[What the exercise asks] Pick out each line containing the string "Registered" and copy it.

[Supplied data]
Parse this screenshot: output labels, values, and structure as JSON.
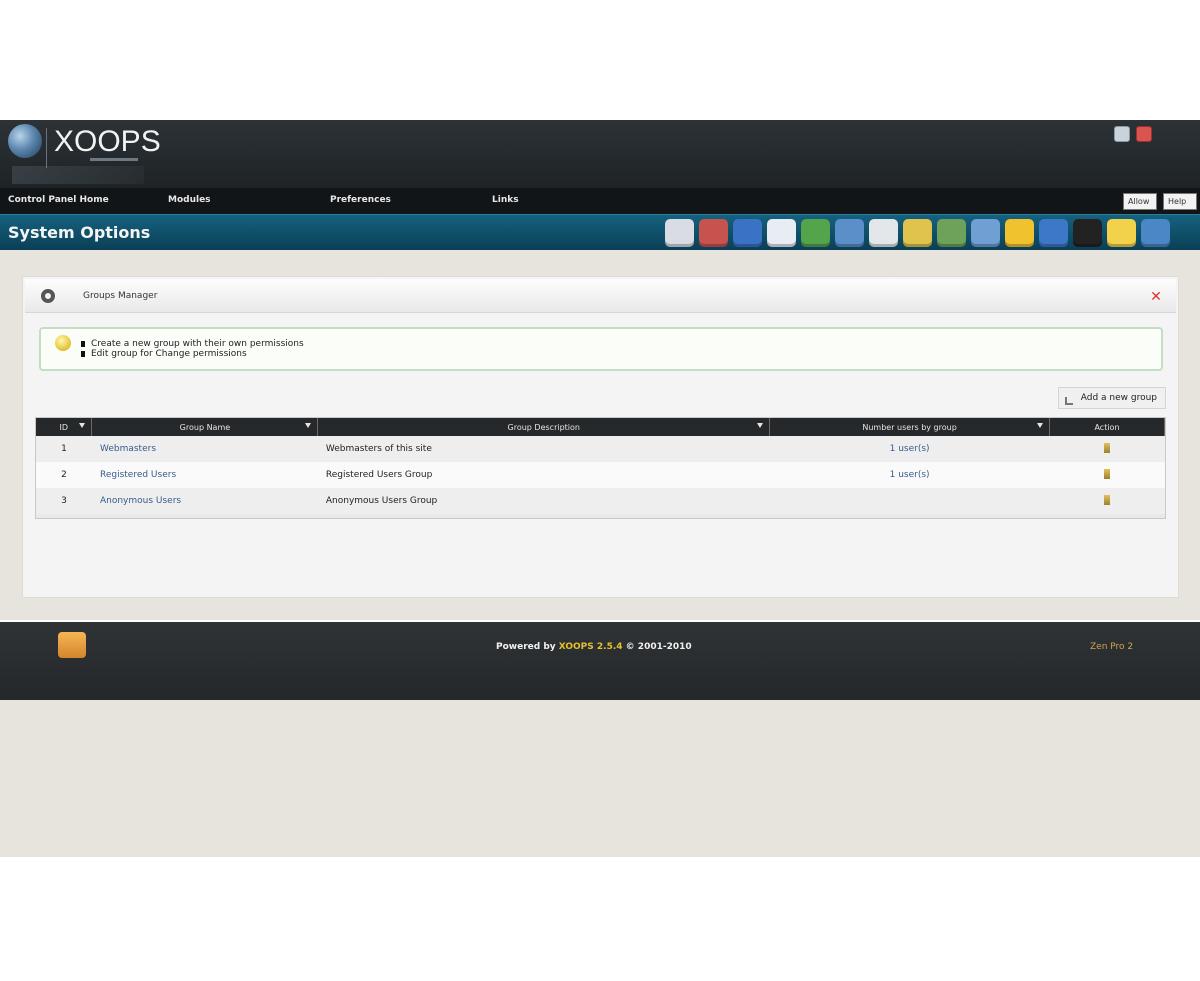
{
  "header": {
    "logo_text": "XOOPS"
  },
  "menu": {
    "control_panel": "Control Panel Home",
    "modules": "Modules",
    "preferences": "Preferences",
    "links": "Links",
    "btn_user": "Allow",
    "btn_help": "Help"
  },
  "titlebar": {
    "title": "System Options",
    "icon_colors": [
      "#d9dde3",
      "#c7534f",
      "#3a73c6",
      "#e8edf3",
      "#55a34a",
      "#5b8fc9",
      "#e4e7ea",
      "#e0c34c",
      "#6ea25b",
      "#6f9fd3",
      "#f0c22e",
      "#3d78c8",
      "#222222",
      "#f2d14b",
      "#4b86c6"
    ]
  },
  "panel": {
    "title": "Groups Manager",
    "tips": [
      "Create a new group with their own permissions",
      "Edit group for Change permissions"
    ],
    "add_button": "Add a new group"
  },
  "grid": {
    "headers": {
      "id": "ID",
      "name": "Group Name",
      "description": "Group Description",
      "count": "Number users by group",
      "action": "Action"
    },
    "rows": [
      {
        "id": "1",
        "name": "Webmasters",
        "description": "Webmasters of this site",
        "count": "1 user(s)"
      },
      {
        "id": "2",
        "name": "Registered Users",
        "description": "Registered Users Group",
        "count": "1 user(s)"
      },
      {
        "id": "3",
        "name": "Anonymous Users",
        "description": "Anonymous Users Group",
        "count": ""
      }
    ]
  },
  "footer": {
    "powered_by": "Powered by",
    "brand": "XOOPS 2.5.4",
    "copyright": "© 2001-2010",
    "right_link": "Zen Pro 2"
  }
}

[Written reply]
        "name": "Registered Users",
        "description": "Registered Users Group",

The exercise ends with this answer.